• WORK TO COMPLETE: Each line in the records below that has the word "stewardship" should be copied.

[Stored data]
<<<<
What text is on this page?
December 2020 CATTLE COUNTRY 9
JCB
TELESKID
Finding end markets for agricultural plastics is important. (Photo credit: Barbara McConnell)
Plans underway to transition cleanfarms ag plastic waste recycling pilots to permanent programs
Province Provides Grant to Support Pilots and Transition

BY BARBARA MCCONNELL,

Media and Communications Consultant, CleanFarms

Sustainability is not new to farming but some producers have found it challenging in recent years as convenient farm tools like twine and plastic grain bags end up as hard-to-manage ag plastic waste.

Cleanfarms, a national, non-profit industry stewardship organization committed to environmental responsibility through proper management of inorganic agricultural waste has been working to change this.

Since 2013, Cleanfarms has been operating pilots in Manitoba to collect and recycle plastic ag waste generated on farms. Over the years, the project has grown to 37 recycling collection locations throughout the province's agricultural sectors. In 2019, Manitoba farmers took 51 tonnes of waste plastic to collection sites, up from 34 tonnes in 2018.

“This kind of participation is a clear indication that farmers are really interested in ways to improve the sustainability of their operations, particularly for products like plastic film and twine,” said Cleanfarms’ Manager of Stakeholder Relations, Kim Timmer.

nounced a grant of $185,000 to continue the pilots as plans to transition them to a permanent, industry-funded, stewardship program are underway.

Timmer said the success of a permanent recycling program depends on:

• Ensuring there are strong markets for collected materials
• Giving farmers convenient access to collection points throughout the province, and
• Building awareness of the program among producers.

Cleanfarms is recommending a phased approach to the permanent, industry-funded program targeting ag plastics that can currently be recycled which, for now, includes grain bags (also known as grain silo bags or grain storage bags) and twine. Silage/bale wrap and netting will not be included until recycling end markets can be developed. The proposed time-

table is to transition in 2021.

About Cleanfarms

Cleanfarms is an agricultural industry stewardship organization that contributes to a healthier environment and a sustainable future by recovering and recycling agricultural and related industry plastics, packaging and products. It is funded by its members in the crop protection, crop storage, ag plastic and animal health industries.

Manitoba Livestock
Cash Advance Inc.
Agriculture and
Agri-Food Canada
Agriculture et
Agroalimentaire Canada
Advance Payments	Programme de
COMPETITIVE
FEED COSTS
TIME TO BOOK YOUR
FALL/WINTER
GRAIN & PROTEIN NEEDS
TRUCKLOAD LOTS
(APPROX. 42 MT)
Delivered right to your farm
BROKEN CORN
>>>>
• COMPLETED EXERCISE:
Cleanfarms, a national, non-profit industry stewardship organization committed to environmental responsibility through proper management of inorganic agricultural waste has been working to change this.
nounced a grant of $185,000 to continue the pilots as plans to transition them to a permanent, industry-funded, stewardship program are underway.
Cleanfarms is an agricultural industry stewardship organization that contributes to a healthier environment and a sustainable future by recovering and recycling agricultural and related industry plastics, packaging and products. It is funded by its members in the crop protection, crop storage, ag plastic and animal health industries.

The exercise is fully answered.